Your instructions ->
Render every entry exactly as it appears.

[Dataset rows]
══════════
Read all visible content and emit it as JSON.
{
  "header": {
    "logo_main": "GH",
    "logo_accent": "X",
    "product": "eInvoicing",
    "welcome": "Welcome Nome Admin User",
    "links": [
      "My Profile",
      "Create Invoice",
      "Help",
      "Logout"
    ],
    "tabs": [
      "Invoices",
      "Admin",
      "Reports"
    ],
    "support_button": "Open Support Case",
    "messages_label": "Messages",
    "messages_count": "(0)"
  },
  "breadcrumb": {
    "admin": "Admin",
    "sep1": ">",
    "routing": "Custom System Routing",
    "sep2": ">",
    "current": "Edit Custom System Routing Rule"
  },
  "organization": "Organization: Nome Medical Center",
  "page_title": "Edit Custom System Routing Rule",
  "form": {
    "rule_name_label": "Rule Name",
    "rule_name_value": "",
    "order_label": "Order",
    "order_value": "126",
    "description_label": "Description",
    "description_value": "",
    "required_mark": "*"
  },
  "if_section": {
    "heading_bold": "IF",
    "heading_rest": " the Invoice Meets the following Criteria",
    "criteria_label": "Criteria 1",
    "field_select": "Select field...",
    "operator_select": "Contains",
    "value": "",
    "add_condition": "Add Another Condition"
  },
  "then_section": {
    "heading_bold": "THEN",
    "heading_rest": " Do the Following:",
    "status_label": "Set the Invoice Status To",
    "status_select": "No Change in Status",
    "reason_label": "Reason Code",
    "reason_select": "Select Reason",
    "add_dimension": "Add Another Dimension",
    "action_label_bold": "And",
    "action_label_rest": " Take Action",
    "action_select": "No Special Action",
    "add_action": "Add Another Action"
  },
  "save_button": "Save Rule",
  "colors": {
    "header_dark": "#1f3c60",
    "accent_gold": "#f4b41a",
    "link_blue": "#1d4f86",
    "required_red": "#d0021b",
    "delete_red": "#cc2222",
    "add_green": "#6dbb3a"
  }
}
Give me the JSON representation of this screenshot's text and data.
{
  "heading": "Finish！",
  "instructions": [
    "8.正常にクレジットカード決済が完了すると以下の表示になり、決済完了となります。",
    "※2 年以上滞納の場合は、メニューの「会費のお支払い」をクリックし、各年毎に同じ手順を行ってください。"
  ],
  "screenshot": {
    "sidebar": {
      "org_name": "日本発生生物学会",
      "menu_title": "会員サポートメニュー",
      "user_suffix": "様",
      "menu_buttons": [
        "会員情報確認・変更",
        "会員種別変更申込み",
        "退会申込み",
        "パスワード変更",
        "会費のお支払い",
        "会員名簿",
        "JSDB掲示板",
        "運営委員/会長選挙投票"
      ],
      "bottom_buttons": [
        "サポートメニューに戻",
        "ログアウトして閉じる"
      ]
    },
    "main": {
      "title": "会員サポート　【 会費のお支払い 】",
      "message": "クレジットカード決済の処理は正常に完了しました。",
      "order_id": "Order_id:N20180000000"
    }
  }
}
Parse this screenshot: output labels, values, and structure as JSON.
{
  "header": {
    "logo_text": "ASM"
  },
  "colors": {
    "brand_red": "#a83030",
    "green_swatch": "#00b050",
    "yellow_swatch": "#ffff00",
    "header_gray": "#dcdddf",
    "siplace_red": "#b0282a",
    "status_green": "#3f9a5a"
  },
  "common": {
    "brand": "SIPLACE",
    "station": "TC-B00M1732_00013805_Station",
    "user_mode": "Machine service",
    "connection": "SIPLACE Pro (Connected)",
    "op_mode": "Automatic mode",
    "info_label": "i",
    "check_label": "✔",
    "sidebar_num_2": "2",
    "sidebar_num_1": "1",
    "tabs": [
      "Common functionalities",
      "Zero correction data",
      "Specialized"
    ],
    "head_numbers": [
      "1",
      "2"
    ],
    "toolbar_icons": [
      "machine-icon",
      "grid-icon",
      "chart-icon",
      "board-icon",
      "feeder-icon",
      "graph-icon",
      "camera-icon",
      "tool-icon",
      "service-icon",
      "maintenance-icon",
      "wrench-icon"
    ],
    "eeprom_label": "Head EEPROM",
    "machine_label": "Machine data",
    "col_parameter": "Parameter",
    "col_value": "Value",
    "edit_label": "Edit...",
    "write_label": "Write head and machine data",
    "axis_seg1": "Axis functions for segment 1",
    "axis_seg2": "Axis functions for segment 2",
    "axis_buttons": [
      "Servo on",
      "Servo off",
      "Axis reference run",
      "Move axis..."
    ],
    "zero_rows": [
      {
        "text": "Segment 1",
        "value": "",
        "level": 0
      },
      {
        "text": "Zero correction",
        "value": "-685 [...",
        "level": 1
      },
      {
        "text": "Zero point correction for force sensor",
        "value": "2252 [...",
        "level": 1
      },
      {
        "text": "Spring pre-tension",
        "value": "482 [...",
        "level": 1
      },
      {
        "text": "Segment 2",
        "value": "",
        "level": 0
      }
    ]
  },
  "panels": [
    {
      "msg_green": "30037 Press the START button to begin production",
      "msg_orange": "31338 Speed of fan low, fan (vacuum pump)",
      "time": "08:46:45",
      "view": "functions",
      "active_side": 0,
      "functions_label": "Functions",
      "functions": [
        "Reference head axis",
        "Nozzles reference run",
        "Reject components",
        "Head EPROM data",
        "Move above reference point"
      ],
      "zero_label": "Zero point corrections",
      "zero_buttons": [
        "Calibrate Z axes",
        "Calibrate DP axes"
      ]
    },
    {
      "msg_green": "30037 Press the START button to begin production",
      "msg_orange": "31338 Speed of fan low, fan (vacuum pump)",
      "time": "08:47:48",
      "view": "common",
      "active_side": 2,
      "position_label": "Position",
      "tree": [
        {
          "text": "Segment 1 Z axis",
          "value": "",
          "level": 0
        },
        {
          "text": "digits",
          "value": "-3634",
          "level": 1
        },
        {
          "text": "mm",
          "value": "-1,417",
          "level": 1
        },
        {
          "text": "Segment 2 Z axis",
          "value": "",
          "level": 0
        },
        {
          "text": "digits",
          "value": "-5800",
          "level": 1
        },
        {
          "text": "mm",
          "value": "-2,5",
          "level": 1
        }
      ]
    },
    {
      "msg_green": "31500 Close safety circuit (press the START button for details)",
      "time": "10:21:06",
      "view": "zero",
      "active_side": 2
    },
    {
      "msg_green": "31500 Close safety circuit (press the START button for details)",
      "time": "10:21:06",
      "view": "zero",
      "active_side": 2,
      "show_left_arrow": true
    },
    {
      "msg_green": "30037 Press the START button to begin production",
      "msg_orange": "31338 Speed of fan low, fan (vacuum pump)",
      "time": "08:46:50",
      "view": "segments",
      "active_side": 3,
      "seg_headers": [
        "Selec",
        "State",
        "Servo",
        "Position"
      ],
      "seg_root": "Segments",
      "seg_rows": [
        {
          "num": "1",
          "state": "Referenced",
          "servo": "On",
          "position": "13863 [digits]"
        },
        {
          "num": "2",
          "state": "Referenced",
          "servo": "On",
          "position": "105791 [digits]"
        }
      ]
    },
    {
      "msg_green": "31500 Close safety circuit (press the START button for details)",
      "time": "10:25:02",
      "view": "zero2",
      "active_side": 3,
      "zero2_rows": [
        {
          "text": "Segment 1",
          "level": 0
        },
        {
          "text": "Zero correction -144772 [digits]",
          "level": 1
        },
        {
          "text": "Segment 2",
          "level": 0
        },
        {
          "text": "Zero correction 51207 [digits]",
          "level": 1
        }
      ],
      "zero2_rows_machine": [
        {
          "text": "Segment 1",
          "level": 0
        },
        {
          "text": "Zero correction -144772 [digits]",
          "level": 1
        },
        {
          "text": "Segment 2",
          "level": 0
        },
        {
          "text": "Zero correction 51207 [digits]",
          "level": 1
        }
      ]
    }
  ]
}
══════════
Solution for this problem ->
Read all visible content and emit it as JSON.
{
  "header": {
    "logo_main": "GH",
    "logo_accent": "X",
    "product": "eInvoicing",
    "welcome": "Welcome Nome Admin User",
    "links": [
      "My Profile",
      "Create Invoice",
      "Help",
      "Logout"
    ],
    "tabs": [
      "Invoices",
      "Admin",
      "Reports"
    ],
    "support_button": "Open Support Case",
    "messages_label": "Messages",
    "messages_count": "(0)"
  },
  "breadcrumb": {
    "admin": "Admin",
    "sep1": ">",
    "routing": "Custom System Routing",
    "sep2": ">",
    "current": "Edit Custom System Routing Rule"
  },
  "organization": "Organization: Nome Medical Center",
  "page_title": "Edit Custom System Routing Rule",
  "form": {
    "rule_name_label": "Rule Name",
    "rule_name_value": "",
    "order_label": "Order",
    "order_value": "126",
    "description_label": "Description",
    "description_value": "",
    "required_mark": "*"
  },
  "if_section": {
    "heading_bold": "IF",
    "heading_rest": " the Invoice Meets the following Criteria",
    "criteria_label": "Criteria 1",
    "field_select": "Select field...",
    "operator_select": "Contains",
    "value": "",
    "add_condition": "Add Another Condition"
  },
  "then_section": {
    "heading_bold": "THEN",
    "heading_rest": " Do the Following:",
    "status_label": "Set the Invoice Status To",
    "status_select": "No Change in Status",
    "reason_label": "Reason Code",
    "reason_select": "Select Reason",
    "add_dimension": "Add Another Dimension",
    "action_label_bold": "And",
    "action_label_rest": " Take Action",
    "action_select": "No Special Action",
    "add_action": "Add Another Action"
  },
  "save_button": "Save Rule",
  "colors": {
    "header_dark": "#1f3c60",
    "accent_gold": "#f4b41a",
    "link_blue": "#1d4f86",
    "required_red": "#d0021b",
    "delete_red": "#cc2222",
    "add_green": "#6dbb3a"
  }
}
Give me the JSON representation of this screenshot's text and data.
{
  "heading": "Finish！",
  "instructions": [
    "8.正常にクレジットカード決済が完了すると以下の表示になり、決済完了となります。",
    "※2 年以上滞納の場合は、メニューの「会費のお支払い」をクリックし、各年毎に同じ手順を行ってください。"
  ],
  "screenshot": {
    "sidebar": {
      "org_name": "日本発生生物学会",
      "menu_title": "会員サポートメニュー",
      "user_suffix": "様",
      "menu_buttons": [
        "会員情報確認・変更",
        "会員種別変更申込み",
        "退会申込み",
        "パスワード変更",
        "会費のお支払い",
        "会員名簿",
        "JSDB掲示板",
        "運営委員/会長選挙投票"
      ],
      "bottom_buttons": [
        "サポートメニューに戻",
        "ログアウトして閉じる"
      ]
    },
    "main": {
      "title": "会員サポート　【 会費のお支払い 】",
      "message": "クレジットカード決済の処理は正常に完了しました。",
      "order_id": "Order_id:N20180000000"
    }
  }
}
Parse this screenshot: output labels, values, and structure as JSON.
{
  "header": {
    "logo_text": "ASM"
  },
  "colors": {
    "brand_red": "#a83030",
    "green_swatch": "#00b050",
    "yellow_swatch": "#ffff00",
    "header_gray": "#dcdddf",
    "siplace_red": "#b0282a",
    "status_green": "#3f9a5a"
  },
  "common": {
    "brand": "SIPLACE",
    "station": "TC-B00M1732_00013805_Station",
    "user_mode": "Machine service",
    "connection": "SIPLACE Pro (Connected)",
    "op_mode": "Automatic mode",
    "info_label": "i",
    "check_label": "✔",
    "sidebar_num_2": "2",
    "sidebar_num_1": "1",
    "tabs": [
      "Common functionalities",
      "Zero correction data",
      "Specialized"
    ],
    "head_numbers": [
      "1",
      "2"
    ],
    "toolbar_icons": [
      "machine-icon",
      "grid-icon",
      "chart-icon",
      "board-icon",
      "feeder-icon",
      "graph-icon",
      "camera-icon",
      "tool-icon",
      "service-icon",
      "maintenance-icon",
      "wrench-icon"
    ],
    "eeprom_label": "Head EEPROM",
    "machine_label": "Machine data",
    "col_parameter": "Parameter",
    "col_value": "Value",
    "edit_label": "Edit...",
    "write_label": "Write head and machine data",
    "axis_seg1": "Axis functions for segment 1",
    "axis_seg2": "Axis functions for segment 2",
    "axis_buttons": [
      "Servo on",
      "Servo off",
      "Axis reference run",
      "Move axis..."
    ],
    "zero_rows": [
      {
        "text": "Segment 1",
        "value": "",
        "level": 0
      },
      {
        "text": "Zero correction",
        "value": "-685 [...",
        "level": 1
      },
      {
        "text": "Zero point correction for force sensor",
        "value": "2252 [...",
        "level": 1
      },
      {
        "text": "Spring pre-tension",
        "value": "482 [...",
        "level": 1
      },
      {
        "text": "Segment 2",
        "value": "",
        "level": 0
      }
    ]
  },
  "panels": [
    {
      "msg_green": "30037 Press the START button to begin production",
      "msg_orange": "31338 Speed of fan low, fan (vacuum pump)",
      "time": "08:46:45",
      "view": "functions",
      "active_side": 0,
      "functions_label": "Functions",
      "functions": [
        "Reference head axis",
        "Nozzles reference run",
        "Reject components",
        "Head EPROM data",
        "Move above reference point"
      ],
      "zero_label": "Zero point corrections",
      "zero_buttons": [
        "Calibrate Z axes",
        "Calibrate DP axes"
      ]
    },
    {
      "msg_green": "30037 Press the START button to begin production",
      "msg_orange": "31338 Speed of fan low, fan (vacuum pump)",
      "time": "08:47:48",
      "view": "common",
      "active_side": 2,
      "position_label": "Position",
      "tree": [
        {
          "text": "Segment 1 Z axis",
          "value": "",
          "level": 0
        },
        {
          "text": "digits",
          "value": "-3634",
          "level": 1
        },
        {
          "text": "mm",
          "value": "-1,417",
          "level": 1
        },
        {
          "text": "Segment 2 Z axis",
          "value": "",
          "level": 0
        },
        {
          "text": "digits",
          "value": "-5800",
          "level": 1
        },
        {
          "text": "mm",
          "value": "-2,5",
          "level": 1
        }
      ]
    },
    {
      "msg_green": "31500 Close safety circuit (press the START button for details)",
      "time": "10:21:06",
      "view": "zero",
      "active_side": 2
    },
    {
      "msg_green": "31500 Close safety circuit (press the START button for details)",
      "time": "10:21:06",
      "view": "zero",
      "active_side": 2,
      "show_left_arrow": true
    },
    {
      "msg_green": "30037 Press the START button to begin production",
      "msg_orange": "31338 Speed of fan low, fan (vacuum pump)",
      "time": "08:46:50",
      "view": "segments",
      "active_side": 3,
      "seg_headers": [
        "Selec",
        "State",
        "Servo",
        "Position"
      ],
      "seg_root": "Segments",
      "seg_rows": [
        {
          "num": "1",
          "state": "Referenced",
          "servo": "On",
          "position": "13863 [digits]"
        },
        {
          "num": "2",
          "state": "Referenced",
          "servo": "On",
          "position": "105791 [digits]"
        }
      ]
    },
    {
      "msg_green": "31500 Close safety circuit (press the START button for details)",
      "time": "10:25:02",
      "view": "zero2",
      "active_side": 3,
      "zero2_rows": [
        {
          "text": "Segment 1",
          "level": 0
        },
        {
          "text": "Zero correction -144772 [digits]",
          "level": 1
        },
        {
          "text": "Segment 2",
          "level": 0
        },
        {
          "text": "Zero correction 51207 [digits]",
          "level": 1
        }
      ],
      "zero2_rows_machine": [
        {
          "text": "Segment 1",
          "level": 0
        },
        {
          "text": "Zero correction -144772 [digits]",
          "level": 1
        },
        {
          "text": "Segment 2",
          "level": 0
        },
        {
          "text": "Zero correction 51207 [digits]",
          "level": 1
        }
      ]
    }
  ]
}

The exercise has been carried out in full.